[Stored records]
**********
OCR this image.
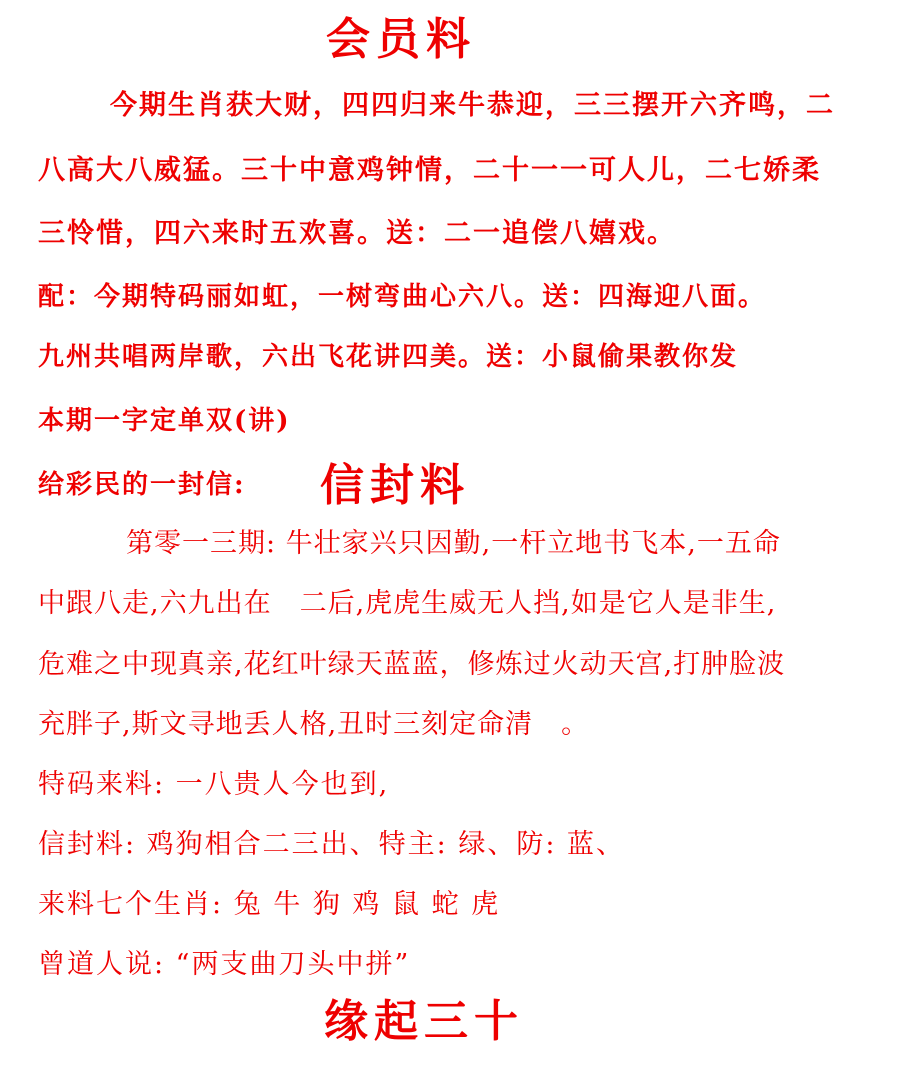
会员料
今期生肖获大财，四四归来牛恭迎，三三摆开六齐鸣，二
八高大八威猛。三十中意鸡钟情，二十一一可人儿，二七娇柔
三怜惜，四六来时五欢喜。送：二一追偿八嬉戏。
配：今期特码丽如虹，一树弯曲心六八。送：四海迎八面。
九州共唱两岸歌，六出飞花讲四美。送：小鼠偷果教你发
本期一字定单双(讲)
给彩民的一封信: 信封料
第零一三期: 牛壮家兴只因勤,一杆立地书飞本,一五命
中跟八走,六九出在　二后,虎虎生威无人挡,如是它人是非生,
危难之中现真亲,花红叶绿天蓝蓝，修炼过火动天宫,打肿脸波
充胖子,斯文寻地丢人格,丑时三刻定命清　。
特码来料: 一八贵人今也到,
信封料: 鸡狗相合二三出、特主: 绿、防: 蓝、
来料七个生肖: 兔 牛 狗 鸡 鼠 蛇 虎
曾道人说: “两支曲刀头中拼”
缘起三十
**********
* **TASK INSTRUCTIONS**
Give all the lines above again, character for character, without pictures.

* **EXPECTED ANSWER**
OCR this image.
会员料
今期生肖获大财，四四归来牛恭迎，三三摆开六齐鸣，二
八高大八威猛。三十中意鸡钟情，二十一一可人儿，二七娇柔
三怜惜，四六来时五欢喜。送：二一追偿八嬉戏。
配：今期特码丽如虹，一树弯曲心六八。送：四海迎八面。
九州共唱两岸歌，六出飞花讲四美。送：小鼠偷果教你发
本期一字定单双(讲)
给彩民的一封信: 信封料
第零一三期: 牛壮家兴只因勤,一杆立地书飞本,一五命
中跟八走,六九出在　二后,虎虎生威无人挡,如是它人是非生,
危难之中现真亲,花红叶绿天蓝蓝，修炼过火动天宫,打肿脸波
充胖子,斯文寻地丢人格,丑时三刻定命清　。
特码来料: 一八贵人今也到,
信封料: 鸡狗相合二三出、特主: 绿、防: 蓝、
来料七个生肖: 兔 牛 狗 鸡 鼠 蛇 虎
曾道人说: “两支曲刀头中拼”
缘起三十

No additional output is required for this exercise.